===== Data supplied

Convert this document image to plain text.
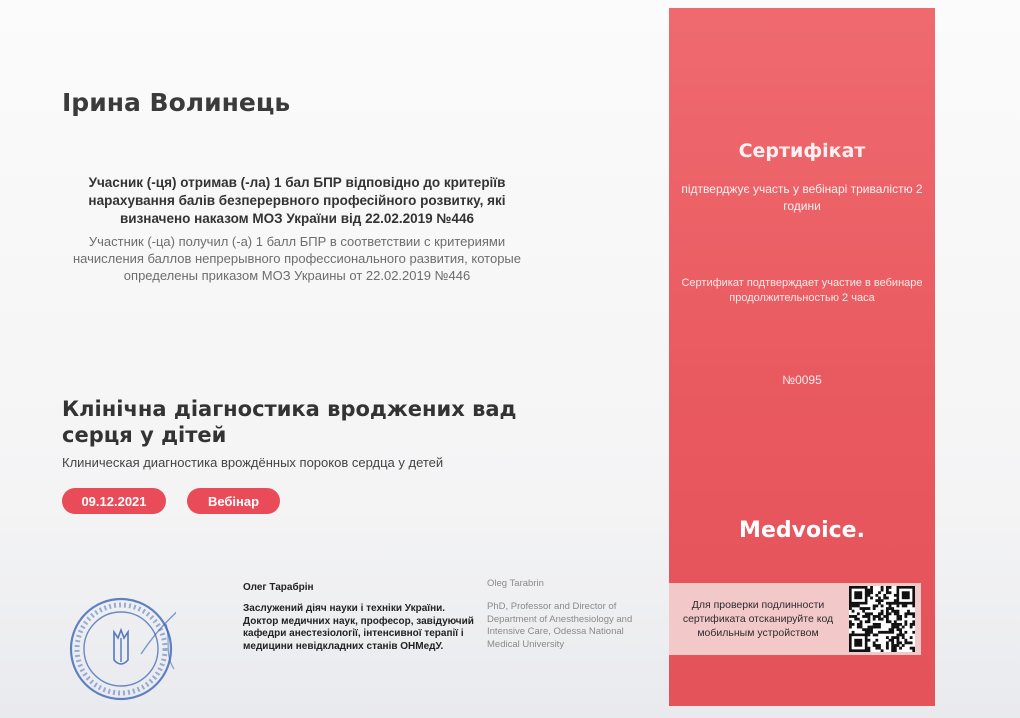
Ірина Волинець

Учасник (-ця) отримав (-ла) 1 бал БПР відповідно до критеріїв нарахування балів безперервного професійного розвитку, які визначено наказом МОЗ України від 22.02.2019 №446

Участник (-ца) получил (-а) 1 балл БПР в соответствии с критериями начисления баллов непрерывного профессионального развития, которые определены приказом МОЗ Украины от 22.02.2019 №446

Клінічна діагностика вроджених вад серця у дітей

Клиническая диагностика врождённых пороков сердца у детей

09.12.2021	Вебінар

Олег Тарабрін

Заслужений діяч науки і техніки України. Доктор медичних наук, професор, завідуючий кафедри анестезіології, інтенсивної терапії і медицини невідкладних станів ОНМедУ.

Oleg Tarabrin

PhD, Professor and Director of Department of Anesthesiology and Intensive Care, Odessa National Medical University

Сертифікат

підтверджує участь у вебінарі тривалістю 2 години

Сертификат подтверждает участие в вебинаре продолжительностью 2 часа

№0095

Medvoice.

Для проверки подлинности сертификата отсканируйте код мобильным устройством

==========

**Task brief:**
Pictures don't belong in the copy. Restate all the entries exactly.

**Complete answer:**
Convert this document image to plain text.
Ірина Волинець

Учасник (-ця) отримав (-ла) 1 бал БПР відповідно до критеріїв нарахування балів безперервного професійного розвитку, які визначено наказом МОЗ України від 22.02.2019 №446

Участник (-ца) получил (-а) 1 балл БПР в соответствии с критериями начисления баллов непрерывного профессионального развития, которые определены приказом МОЗ Украины от 22.02.2019 №446

Клінічна діагностика вроджених вад серця у дітей

Клиническая диагностика врождённых пороков сердца у детей

09.12.2021	Вебінар

Олег Тарабрін

Заслужений діяч науки і техніки України. Доктор медичних наук, професор, завідуючий кафедри анестезіології, інтенсивної терапії і медицини невідкладних станів ОНМедУ.

Oleg Tarabrin

PhD, Professor and Director of Department of Anesthesiology and Intensive Care, Odessa National Medical University

Сертифікат

підтверджує участь у вебінарі тривалістю 2 години

Сертификат подтверждает участие в вебинаре продолжительностью 2 часа

№0095

Medvoice.

Для проверки подлинности сертификата отсканируйте код мобильным устройством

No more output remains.